SUPPLIED MATERIAL:

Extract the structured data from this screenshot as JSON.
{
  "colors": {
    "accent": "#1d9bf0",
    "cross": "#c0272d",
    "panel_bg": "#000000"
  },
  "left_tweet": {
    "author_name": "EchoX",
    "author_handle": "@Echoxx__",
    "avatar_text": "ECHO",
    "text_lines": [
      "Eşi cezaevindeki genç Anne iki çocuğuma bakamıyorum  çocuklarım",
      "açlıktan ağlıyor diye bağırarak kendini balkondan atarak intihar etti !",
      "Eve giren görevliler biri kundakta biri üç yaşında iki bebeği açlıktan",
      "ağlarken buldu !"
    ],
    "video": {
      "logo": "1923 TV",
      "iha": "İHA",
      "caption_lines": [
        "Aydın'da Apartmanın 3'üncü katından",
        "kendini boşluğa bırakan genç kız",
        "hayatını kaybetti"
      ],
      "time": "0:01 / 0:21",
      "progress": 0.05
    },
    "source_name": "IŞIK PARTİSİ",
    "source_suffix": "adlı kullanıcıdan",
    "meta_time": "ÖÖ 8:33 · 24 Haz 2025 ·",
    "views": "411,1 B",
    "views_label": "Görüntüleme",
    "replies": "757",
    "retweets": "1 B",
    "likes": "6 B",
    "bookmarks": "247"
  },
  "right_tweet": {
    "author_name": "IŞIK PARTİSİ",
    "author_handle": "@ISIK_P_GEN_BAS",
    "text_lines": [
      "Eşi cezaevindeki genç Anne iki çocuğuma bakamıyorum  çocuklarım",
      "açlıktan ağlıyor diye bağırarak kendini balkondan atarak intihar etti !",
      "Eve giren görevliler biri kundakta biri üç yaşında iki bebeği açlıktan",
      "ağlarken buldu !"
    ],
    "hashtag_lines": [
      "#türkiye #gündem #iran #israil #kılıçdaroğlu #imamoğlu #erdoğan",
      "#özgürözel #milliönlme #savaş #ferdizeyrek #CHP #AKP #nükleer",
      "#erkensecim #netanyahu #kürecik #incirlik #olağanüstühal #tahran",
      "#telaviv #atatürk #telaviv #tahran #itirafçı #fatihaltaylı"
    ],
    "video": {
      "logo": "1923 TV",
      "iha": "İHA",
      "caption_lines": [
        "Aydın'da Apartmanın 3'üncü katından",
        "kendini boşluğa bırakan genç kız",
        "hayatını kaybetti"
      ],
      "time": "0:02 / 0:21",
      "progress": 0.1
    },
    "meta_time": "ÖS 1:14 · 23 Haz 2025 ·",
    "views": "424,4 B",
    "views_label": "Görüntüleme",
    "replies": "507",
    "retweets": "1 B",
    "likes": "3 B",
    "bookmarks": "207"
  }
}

AIM OF THE TASK:
Scan the listing above. Gather each line that contains the word "IŞIK".

ANSWER FOR THE TASK:
    "source_name": "IŞIK PARTİSİ",
    "author_name": "IŞIK PARTİSİ",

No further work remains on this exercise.